##### Given data #####

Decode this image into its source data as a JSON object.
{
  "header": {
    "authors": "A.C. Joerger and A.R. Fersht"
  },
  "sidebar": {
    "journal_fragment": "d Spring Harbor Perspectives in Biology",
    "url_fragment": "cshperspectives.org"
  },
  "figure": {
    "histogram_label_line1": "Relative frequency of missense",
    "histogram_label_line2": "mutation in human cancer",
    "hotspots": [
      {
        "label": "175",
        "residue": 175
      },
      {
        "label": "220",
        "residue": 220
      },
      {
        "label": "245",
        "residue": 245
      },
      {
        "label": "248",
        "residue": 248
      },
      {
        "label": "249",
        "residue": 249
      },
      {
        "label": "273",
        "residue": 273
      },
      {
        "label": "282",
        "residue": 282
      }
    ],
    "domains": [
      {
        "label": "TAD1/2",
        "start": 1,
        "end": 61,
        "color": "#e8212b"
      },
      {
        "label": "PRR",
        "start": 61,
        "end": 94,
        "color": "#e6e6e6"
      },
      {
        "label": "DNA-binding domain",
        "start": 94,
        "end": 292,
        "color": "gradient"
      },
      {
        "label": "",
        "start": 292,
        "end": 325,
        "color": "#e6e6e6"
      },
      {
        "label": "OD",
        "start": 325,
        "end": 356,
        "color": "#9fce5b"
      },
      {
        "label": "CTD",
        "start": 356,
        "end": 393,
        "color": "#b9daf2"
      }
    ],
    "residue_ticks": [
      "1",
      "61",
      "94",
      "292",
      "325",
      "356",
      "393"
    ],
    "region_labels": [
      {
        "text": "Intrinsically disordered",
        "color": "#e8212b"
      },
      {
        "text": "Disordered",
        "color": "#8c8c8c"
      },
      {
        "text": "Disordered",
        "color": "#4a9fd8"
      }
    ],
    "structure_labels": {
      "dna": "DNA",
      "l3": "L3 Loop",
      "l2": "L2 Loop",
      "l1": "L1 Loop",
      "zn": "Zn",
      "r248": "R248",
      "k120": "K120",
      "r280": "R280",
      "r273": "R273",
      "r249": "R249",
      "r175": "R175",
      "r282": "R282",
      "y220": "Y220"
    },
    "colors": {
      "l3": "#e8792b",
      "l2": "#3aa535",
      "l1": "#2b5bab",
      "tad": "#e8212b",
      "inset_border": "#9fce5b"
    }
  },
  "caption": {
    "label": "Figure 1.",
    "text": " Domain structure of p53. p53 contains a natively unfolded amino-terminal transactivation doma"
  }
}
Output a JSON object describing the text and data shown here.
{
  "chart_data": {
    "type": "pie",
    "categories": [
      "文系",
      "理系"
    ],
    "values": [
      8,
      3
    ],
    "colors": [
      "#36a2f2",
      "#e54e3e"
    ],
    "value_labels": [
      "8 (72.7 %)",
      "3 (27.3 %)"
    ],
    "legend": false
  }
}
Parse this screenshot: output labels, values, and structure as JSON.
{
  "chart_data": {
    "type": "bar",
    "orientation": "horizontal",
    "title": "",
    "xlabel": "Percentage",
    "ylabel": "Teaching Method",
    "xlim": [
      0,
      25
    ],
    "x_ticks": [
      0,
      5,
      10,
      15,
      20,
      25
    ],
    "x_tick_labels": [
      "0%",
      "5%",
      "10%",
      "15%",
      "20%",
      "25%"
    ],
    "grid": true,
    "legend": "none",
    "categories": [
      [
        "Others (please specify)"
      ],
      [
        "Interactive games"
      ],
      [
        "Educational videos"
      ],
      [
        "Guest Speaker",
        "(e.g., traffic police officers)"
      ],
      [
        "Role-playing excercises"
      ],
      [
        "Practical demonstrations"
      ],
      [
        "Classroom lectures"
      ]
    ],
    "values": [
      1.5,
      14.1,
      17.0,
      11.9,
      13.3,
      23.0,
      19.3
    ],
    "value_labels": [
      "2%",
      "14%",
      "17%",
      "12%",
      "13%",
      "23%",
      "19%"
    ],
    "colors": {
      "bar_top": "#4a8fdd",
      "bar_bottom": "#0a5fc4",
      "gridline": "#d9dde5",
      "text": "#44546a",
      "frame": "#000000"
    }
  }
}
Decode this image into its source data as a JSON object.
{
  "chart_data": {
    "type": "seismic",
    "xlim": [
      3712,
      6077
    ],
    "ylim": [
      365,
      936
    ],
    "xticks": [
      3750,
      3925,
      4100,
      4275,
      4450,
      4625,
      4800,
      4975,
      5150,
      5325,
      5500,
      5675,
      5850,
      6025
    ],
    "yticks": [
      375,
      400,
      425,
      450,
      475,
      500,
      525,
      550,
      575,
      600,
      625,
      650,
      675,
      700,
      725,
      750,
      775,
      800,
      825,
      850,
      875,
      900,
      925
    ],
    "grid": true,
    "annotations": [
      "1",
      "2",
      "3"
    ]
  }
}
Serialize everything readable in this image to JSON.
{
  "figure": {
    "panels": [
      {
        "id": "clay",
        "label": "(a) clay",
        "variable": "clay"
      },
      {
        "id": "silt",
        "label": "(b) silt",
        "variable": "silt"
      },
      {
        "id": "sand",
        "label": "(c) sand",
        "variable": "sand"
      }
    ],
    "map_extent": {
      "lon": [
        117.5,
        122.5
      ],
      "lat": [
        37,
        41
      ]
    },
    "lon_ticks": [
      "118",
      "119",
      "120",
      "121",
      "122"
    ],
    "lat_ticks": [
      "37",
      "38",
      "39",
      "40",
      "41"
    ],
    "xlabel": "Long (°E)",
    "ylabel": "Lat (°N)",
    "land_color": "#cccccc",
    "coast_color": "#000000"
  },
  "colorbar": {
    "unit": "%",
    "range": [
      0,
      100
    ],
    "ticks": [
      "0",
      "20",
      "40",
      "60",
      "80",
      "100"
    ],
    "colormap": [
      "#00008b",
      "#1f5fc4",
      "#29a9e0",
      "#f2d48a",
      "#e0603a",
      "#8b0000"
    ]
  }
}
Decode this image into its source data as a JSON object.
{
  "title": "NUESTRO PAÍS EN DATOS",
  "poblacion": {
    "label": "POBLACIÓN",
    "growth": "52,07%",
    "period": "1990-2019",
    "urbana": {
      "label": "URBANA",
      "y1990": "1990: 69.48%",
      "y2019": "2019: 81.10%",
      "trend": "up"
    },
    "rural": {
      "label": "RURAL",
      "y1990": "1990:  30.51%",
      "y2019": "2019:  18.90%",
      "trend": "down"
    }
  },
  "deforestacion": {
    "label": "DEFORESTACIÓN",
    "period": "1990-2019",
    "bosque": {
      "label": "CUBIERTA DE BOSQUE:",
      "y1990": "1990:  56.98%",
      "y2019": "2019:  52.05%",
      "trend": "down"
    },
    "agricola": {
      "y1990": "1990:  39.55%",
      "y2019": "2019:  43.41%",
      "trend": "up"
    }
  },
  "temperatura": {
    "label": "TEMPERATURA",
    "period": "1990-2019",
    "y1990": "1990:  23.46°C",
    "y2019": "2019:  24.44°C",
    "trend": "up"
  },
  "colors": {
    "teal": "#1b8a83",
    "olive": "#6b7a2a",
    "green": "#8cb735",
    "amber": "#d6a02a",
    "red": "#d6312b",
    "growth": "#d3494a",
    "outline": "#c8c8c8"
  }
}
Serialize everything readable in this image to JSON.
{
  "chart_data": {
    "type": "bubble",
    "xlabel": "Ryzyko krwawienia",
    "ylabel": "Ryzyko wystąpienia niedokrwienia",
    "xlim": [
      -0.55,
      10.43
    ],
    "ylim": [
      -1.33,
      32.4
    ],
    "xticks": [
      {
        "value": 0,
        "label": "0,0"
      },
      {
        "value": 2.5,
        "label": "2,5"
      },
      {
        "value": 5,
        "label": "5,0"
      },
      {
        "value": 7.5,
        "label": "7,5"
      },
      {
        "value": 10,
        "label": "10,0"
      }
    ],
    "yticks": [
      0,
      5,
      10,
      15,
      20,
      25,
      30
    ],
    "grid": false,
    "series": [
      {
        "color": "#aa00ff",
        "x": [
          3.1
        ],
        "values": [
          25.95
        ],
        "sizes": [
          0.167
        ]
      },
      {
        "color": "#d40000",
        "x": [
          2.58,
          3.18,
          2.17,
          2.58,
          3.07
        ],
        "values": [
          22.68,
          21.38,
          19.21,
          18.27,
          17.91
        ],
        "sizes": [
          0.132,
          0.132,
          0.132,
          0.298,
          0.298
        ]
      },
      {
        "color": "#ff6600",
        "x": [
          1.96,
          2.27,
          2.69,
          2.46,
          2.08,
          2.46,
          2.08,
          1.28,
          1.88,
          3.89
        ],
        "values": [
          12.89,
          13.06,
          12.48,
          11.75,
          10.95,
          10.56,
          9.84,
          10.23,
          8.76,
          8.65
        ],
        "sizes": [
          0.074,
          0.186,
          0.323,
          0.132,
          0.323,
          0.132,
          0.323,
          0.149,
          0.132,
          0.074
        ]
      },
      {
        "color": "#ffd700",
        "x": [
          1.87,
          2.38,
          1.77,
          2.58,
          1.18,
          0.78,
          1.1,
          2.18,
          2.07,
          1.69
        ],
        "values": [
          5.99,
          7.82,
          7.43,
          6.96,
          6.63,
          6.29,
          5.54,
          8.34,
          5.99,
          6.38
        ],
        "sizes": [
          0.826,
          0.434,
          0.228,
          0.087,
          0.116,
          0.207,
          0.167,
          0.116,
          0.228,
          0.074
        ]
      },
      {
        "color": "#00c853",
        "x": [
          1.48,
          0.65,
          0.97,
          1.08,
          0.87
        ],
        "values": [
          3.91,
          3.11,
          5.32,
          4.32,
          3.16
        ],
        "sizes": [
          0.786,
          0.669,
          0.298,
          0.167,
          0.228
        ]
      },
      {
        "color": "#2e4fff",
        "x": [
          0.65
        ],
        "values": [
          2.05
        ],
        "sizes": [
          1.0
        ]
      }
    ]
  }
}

#####

■ Your task ■
Of the lines above, how many contain the string "variable"? Only the number is required.

■ Finished answer ■
3